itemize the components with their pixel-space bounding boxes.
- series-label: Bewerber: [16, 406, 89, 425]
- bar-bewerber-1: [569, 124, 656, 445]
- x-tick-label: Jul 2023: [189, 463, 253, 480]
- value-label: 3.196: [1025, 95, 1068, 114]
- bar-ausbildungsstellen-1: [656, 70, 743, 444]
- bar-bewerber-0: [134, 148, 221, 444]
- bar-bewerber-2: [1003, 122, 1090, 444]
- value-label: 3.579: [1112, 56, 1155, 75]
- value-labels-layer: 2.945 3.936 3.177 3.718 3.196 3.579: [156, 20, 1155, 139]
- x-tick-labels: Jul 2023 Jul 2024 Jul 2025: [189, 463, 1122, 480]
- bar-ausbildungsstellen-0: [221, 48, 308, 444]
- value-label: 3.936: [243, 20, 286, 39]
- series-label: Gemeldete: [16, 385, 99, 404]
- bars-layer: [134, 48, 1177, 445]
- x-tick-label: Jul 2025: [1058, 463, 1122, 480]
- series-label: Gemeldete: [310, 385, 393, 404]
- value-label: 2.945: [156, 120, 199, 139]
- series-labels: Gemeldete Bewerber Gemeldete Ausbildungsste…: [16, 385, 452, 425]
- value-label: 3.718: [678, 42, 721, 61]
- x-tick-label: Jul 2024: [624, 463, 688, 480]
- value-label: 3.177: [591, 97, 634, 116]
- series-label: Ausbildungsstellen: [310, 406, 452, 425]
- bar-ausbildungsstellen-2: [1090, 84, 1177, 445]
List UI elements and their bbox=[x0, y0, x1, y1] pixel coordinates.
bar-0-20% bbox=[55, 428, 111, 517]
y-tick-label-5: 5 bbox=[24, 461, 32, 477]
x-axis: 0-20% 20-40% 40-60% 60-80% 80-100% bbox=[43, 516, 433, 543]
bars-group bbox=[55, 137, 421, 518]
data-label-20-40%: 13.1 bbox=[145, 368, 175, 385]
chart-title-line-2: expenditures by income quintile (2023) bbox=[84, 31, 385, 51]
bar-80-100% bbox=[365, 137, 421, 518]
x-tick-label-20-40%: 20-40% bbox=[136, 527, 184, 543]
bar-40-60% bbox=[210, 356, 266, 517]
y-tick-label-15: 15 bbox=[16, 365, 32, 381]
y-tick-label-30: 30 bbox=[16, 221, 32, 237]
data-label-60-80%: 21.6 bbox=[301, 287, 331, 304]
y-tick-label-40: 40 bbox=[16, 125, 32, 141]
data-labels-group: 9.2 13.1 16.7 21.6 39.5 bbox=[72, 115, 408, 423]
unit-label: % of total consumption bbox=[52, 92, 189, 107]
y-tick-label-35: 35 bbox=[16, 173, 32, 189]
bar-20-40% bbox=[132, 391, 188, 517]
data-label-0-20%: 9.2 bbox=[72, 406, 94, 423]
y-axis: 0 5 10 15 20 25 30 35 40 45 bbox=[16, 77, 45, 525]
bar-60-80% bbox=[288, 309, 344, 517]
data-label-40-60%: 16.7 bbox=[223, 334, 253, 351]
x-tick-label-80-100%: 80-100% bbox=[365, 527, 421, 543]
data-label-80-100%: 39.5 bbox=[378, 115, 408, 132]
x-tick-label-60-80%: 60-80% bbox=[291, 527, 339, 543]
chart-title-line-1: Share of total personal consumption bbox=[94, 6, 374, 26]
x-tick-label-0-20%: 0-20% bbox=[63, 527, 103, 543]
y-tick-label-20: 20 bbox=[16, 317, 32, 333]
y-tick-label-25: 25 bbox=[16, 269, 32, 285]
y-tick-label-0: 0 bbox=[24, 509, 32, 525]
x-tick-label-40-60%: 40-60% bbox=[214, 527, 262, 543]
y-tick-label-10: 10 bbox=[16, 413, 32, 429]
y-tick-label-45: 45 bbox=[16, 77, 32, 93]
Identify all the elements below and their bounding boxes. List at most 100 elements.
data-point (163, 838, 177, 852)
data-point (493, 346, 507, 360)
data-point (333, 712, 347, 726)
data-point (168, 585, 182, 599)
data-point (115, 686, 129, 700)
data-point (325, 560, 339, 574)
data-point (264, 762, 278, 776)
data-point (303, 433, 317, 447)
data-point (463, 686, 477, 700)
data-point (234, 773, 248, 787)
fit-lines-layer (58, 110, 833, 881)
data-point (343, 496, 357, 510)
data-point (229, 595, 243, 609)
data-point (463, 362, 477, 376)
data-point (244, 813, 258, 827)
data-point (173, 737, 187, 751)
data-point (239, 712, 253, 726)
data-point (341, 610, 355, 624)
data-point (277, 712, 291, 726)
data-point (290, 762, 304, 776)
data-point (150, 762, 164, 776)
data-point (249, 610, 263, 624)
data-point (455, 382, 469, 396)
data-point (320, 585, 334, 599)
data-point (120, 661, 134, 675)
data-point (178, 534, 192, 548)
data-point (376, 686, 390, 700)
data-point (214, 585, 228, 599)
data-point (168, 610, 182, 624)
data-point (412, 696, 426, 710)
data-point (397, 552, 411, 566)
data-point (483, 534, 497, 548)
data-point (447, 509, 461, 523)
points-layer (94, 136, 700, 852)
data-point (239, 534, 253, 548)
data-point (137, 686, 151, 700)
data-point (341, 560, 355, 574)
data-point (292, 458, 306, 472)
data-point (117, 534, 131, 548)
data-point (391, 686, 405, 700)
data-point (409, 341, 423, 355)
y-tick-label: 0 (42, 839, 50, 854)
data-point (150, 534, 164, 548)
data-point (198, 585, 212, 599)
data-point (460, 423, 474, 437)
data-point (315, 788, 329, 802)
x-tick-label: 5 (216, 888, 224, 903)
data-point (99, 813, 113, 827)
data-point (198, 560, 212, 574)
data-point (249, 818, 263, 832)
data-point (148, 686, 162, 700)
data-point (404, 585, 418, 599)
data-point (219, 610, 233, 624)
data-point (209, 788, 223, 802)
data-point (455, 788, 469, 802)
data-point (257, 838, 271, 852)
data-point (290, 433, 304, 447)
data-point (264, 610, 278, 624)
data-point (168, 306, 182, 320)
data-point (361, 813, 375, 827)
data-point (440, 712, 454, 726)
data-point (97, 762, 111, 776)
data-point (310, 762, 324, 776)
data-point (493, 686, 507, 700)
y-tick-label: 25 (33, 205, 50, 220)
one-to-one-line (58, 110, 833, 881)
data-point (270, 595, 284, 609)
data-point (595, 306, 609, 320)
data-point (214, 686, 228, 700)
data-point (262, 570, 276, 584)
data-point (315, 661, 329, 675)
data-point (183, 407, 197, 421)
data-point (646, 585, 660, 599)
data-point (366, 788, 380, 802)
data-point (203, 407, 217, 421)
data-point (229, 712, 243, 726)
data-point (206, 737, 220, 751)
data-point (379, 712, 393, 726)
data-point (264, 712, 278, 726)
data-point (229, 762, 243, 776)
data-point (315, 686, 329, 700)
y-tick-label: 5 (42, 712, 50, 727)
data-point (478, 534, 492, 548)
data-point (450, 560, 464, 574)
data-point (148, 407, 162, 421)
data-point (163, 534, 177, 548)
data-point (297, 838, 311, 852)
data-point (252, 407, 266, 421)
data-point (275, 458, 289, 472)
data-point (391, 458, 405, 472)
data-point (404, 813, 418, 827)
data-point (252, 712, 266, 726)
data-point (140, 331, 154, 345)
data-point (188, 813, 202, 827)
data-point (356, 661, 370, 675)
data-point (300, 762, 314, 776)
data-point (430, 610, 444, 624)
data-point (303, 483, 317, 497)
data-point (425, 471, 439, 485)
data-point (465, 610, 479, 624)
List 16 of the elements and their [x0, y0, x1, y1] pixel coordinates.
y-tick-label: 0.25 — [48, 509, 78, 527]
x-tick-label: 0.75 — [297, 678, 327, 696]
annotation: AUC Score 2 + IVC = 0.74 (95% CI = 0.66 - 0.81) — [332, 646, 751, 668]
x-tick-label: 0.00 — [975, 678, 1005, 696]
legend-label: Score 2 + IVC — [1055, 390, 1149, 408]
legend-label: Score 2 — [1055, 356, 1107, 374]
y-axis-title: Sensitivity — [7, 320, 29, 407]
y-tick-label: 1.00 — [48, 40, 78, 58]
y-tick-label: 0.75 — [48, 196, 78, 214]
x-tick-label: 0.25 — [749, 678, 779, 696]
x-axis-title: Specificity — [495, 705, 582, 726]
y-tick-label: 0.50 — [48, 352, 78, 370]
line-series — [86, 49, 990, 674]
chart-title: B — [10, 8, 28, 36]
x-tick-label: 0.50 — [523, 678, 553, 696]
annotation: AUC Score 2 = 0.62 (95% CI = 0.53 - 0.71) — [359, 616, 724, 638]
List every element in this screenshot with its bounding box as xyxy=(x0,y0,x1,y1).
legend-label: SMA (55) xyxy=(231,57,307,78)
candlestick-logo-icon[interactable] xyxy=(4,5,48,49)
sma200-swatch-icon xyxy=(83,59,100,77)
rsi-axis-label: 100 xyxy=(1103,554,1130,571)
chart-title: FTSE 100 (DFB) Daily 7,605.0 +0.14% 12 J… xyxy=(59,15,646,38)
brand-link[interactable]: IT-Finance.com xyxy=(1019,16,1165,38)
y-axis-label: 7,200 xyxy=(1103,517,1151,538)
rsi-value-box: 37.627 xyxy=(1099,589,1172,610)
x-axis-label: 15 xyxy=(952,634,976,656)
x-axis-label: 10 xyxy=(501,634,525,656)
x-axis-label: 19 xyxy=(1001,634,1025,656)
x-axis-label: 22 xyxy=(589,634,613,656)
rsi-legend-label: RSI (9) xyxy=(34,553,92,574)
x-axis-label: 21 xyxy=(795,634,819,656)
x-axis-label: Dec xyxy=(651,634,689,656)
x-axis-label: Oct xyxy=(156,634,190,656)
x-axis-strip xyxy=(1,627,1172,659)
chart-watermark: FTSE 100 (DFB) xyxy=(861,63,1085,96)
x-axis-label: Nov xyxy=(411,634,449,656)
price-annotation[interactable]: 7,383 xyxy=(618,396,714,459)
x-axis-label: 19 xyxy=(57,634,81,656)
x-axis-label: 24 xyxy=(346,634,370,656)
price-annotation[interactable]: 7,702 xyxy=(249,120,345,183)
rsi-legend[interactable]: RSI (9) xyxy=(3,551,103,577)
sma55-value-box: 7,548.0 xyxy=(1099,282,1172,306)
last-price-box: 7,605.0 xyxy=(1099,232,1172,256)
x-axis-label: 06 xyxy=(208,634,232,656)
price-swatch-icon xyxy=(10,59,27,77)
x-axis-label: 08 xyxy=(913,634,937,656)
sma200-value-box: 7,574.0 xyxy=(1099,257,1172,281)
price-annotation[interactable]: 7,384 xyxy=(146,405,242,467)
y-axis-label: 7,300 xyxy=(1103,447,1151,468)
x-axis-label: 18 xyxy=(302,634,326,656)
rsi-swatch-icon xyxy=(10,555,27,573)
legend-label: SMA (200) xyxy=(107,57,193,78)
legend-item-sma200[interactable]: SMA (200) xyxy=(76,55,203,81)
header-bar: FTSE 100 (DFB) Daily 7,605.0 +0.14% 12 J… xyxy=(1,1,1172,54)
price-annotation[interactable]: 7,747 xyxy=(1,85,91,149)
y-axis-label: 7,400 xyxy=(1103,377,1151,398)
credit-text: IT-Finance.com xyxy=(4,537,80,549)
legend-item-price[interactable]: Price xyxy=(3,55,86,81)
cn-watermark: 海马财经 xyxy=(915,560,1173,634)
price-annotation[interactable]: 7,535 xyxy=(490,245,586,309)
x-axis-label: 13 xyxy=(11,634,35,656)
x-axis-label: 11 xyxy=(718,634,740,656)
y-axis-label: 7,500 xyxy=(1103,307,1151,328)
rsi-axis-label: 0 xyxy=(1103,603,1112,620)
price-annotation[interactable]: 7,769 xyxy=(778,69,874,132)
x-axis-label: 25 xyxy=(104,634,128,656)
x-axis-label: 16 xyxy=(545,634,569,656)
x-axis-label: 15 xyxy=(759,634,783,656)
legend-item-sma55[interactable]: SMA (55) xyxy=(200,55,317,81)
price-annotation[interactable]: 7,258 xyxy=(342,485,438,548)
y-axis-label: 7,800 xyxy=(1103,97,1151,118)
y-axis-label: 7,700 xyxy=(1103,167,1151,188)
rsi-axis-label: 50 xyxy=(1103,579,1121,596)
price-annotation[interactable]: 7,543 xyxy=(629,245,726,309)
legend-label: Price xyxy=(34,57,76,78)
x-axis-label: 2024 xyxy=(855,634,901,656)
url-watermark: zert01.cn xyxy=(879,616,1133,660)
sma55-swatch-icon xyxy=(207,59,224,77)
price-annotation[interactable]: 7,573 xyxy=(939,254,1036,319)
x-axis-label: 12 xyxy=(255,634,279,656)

### EXERCISE DETAILS
Render as a numbered list, leaving out any blank lines, the lines starting at the top of the records and running through the line that contains "- value-label: 3.579: [1112, 56, 1155, 75]".

### REPLY
1. itemize the components with their pixel-space bounding boxes.
2. - series-label: Bewerber: [16, 406, 89, 425]
3. - bar-bewerber-1: [569, 124, 656, 445]
4. - x-tick-label: Jul 2023: [189, 463, 253, 480]
5. - value-label: 3.196: [1025, 95, 1068, 114]
6. - bar-ausbildungsstellen-1: [656, 70, 743, 444]
7. - bar-bewerber-0: [134, 148, 221, 444]
8. - bar-bewerber-2: [1003, 122, 1090, 444]
9. - value-label: 3.579: [1112, 56, 1155, 75]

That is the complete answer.